Task material:
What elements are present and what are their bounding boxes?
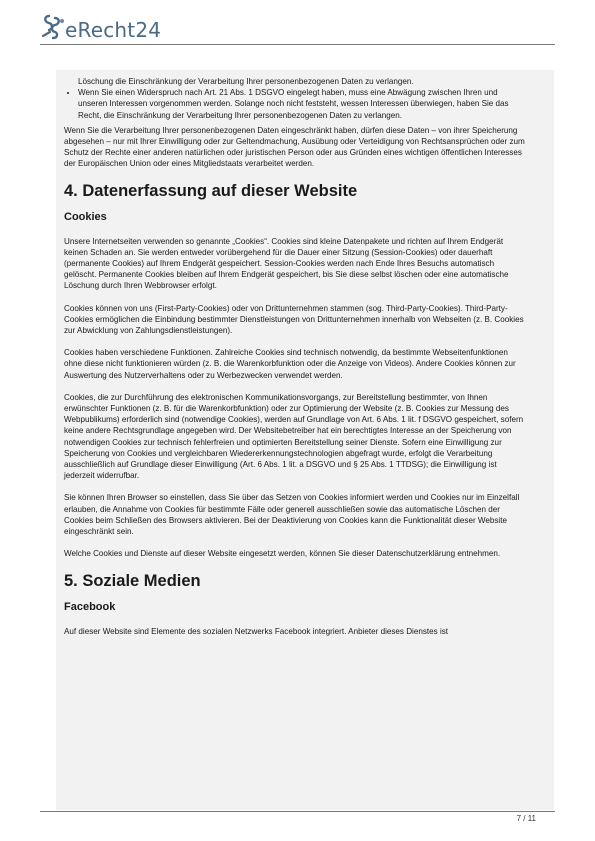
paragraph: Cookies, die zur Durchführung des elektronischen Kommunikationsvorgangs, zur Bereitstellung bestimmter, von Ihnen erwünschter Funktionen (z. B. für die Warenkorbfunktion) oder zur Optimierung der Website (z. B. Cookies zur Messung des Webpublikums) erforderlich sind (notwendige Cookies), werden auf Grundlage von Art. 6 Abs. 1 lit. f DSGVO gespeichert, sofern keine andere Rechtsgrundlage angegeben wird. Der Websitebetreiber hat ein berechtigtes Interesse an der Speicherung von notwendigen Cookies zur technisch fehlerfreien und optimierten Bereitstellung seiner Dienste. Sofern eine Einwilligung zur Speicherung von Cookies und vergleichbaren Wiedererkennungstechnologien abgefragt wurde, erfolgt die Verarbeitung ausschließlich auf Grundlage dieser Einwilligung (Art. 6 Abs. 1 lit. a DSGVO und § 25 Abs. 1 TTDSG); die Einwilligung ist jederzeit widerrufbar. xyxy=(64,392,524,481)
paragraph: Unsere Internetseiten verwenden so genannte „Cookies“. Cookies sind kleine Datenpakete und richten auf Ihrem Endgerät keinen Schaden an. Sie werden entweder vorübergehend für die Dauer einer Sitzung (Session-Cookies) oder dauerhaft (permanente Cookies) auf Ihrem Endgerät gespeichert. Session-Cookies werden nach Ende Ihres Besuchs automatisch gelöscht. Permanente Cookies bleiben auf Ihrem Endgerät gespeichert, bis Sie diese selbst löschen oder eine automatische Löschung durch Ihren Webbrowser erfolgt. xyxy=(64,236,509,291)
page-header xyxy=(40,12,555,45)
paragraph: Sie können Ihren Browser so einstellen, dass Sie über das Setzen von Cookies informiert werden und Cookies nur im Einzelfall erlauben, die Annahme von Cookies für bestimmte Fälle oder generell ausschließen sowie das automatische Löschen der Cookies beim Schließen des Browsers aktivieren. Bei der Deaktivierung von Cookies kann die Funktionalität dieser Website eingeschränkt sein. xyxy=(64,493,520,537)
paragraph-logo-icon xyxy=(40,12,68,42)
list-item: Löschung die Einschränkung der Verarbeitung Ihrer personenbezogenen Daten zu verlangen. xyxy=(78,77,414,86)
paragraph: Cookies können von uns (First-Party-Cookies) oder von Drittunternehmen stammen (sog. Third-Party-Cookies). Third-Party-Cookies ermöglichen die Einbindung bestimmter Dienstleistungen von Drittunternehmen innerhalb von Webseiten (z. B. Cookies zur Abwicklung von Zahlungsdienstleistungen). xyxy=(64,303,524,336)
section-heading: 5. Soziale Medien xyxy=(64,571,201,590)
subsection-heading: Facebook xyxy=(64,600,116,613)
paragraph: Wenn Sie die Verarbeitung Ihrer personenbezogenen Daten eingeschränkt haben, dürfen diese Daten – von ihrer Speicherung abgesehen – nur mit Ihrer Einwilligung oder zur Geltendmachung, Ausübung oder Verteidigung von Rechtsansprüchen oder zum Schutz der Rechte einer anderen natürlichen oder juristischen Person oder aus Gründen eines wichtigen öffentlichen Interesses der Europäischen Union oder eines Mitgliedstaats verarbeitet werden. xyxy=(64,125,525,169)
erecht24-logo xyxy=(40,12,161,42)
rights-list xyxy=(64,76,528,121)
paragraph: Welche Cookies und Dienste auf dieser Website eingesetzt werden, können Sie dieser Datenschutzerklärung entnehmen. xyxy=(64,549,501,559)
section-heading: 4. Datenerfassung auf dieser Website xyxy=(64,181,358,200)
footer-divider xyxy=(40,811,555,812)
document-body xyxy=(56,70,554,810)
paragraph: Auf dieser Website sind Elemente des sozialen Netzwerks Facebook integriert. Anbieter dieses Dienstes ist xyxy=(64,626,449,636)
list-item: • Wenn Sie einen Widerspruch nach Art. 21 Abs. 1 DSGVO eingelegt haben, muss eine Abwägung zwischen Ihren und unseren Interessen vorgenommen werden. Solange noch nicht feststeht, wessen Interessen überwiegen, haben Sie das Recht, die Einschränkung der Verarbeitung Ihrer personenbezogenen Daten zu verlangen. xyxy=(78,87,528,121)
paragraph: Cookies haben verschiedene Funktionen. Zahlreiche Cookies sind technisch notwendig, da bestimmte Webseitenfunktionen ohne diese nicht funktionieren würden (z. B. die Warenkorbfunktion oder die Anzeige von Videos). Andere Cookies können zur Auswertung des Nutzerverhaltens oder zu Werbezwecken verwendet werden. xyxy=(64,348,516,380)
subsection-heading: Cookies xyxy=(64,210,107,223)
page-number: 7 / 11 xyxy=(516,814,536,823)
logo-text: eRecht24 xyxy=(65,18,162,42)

Work instruction: Establish how many lines of the material above hold the word "Facebook". Nothing but the count should be returned.

Task output: 2